TO DO:
• A. According to the Luís Bastos profile, which club was he loaned to for 2020–2021?
• B. Carry on the Luís Bastos profile from its final sentence.

DOCUMENT SEGMENT:
········

Luís Bastos

Personal information
- Full name: Luís Pedro Alves Bastos
- Date of birth: 10 September 2001 (age 25)
- Place of birth: Paços de Ferreira, Portugal
- Height: 1.75 m (5 ft 9 in)
- Position: Left-back

Team information
- Current team: Oliveirense
- Number: 55

Youth career
- 2009–2010: Paços de Ferreira
- 2010–2015: Porto
- 2015–2020: Paços de Ferreira

Senior career*
- Years: Team / Apps / (Gls)
- 2020–2024: Paços de Ferreira / 21 / (1)
- 2020–2021: → Felgueiras (loan) / 23 / (4)
- 2024–: Oliveirense / 46 / (3)

= Luís Bastos =

Portuguese footballer

Luís Pedro Alves Bastos (born 10 September 2001) is a Portuguese professional footballer who plays as a left-back for Liga 3 club Oliveirense.

········

Bounding box prediction data
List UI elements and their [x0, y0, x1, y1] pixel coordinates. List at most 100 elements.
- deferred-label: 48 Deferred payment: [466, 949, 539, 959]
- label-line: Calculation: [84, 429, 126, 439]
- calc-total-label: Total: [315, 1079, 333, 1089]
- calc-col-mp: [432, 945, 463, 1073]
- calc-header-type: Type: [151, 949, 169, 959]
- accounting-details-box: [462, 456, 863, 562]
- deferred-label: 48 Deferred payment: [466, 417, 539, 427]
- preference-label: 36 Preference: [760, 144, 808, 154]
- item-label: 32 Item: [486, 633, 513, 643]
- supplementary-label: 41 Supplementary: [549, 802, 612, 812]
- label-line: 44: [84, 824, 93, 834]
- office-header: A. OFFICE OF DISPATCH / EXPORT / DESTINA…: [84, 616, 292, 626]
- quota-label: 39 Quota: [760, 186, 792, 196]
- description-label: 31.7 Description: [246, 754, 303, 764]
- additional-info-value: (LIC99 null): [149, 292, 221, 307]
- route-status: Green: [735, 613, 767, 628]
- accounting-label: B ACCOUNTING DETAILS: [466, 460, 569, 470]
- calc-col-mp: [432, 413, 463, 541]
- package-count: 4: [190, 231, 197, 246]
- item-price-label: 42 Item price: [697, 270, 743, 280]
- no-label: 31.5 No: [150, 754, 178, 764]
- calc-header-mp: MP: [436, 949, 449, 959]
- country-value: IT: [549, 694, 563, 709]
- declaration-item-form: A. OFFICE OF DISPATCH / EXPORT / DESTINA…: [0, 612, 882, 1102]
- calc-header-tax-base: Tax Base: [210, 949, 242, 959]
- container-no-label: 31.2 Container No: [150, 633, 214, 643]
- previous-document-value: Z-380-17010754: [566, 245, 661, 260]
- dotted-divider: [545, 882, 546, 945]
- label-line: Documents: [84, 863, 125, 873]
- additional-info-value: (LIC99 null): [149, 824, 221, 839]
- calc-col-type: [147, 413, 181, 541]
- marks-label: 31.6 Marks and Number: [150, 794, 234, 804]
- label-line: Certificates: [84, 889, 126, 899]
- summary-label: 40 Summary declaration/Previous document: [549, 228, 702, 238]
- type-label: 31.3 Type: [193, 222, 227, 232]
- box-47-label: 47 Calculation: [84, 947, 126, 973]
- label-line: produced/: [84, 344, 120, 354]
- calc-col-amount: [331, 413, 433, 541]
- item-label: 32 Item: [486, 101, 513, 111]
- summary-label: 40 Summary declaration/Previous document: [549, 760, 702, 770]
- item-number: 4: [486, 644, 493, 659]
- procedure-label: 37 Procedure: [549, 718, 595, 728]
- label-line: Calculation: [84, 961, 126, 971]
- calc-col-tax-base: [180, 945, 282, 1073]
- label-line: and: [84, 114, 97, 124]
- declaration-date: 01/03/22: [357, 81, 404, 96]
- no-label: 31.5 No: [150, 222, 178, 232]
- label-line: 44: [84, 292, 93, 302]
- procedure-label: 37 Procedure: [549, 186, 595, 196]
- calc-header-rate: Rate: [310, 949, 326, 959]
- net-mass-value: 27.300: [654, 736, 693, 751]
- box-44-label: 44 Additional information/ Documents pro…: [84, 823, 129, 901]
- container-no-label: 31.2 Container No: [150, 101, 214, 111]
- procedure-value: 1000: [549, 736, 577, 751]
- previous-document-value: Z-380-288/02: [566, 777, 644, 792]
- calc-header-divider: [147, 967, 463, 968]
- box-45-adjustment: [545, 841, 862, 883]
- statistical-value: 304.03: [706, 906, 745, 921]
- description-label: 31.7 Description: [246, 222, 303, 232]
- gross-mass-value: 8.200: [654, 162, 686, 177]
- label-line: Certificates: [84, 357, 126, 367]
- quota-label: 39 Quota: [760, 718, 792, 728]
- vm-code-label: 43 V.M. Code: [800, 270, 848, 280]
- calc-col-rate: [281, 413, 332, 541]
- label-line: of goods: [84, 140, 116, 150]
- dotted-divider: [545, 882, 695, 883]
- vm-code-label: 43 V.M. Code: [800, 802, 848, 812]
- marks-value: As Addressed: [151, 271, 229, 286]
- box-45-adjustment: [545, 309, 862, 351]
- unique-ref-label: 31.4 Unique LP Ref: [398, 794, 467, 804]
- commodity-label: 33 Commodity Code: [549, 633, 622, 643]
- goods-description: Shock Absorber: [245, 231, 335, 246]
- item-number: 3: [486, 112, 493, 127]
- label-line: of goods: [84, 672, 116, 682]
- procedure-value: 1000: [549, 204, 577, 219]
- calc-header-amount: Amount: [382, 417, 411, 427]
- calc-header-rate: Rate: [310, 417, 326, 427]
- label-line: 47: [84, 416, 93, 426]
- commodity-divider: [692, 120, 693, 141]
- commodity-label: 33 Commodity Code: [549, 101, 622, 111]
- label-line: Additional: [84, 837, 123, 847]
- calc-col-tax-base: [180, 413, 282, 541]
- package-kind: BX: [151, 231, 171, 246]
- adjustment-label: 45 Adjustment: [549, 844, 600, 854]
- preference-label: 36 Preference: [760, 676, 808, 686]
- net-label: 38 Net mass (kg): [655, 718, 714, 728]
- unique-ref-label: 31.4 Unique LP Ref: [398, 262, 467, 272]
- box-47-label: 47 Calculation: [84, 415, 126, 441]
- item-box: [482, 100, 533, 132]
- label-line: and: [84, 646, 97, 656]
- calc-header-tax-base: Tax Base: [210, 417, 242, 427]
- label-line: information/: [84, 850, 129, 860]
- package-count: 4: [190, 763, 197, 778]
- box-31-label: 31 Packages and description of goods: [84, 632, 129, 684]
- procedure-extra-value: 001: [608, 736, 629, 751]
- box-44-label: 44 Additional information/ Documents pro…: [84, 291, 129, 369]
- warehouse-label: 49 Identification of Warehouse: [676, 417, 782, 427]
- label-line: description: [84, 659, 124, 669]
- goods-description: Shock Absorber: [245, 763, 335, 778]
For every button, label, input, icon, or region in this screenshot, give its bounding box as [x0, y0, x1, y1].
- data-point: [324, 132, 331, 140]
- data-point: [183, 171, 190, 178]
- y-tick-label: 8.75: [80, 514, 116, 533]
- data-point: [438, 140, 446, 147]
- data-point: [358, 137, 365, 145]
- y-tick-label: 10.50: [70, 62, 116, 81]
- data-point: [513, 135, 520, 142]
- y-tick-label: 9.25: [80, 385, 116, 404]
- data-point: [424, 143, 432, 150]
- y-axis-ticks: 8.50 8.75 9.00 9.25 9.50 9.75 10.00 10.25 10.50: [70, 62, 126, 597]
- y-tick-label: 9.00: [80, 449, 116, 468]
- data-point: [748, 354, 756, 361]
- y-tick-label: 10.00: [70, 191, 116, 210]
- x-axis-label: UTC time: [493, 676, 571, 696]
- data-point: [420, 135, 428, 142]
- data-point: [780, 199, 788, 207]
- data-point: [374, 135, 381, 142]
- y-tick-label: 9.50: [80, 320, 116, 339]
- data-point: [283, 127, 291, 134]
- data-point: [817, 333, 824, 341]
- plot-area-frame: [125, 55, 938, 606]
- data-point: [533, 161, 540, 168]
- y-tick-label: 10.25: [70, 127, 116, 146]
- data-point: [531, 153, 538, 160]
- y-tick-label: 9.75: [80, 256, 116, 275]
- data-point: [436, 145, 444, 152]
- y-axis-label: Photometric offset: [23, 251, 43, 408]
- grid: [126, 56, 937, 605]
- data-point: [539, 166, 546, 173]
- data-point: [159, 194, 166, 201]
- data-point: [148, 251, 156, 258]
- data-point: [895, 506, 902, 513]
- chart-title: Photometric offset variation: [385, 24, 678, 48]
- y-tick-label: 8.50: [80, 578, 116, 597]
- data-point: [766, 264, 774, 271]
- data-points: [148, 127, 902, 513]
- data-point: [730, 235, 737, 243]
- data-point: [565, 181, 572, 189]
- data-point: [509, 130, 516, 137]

········

SET OF ANSWERS:
• A. Felgueiras

• B.
==Professional career==
Bastos signed his first professional contract with Paços de Ferreira on 23 August 2020. He spent the 2020–21 season on loan with Felgueiras, before returning to the senior team of Paços de Ferreira. He made his professional debut with Paços de Ferreira in a 2-1 Taça da Liga loss to Boavista on 23 September 2021.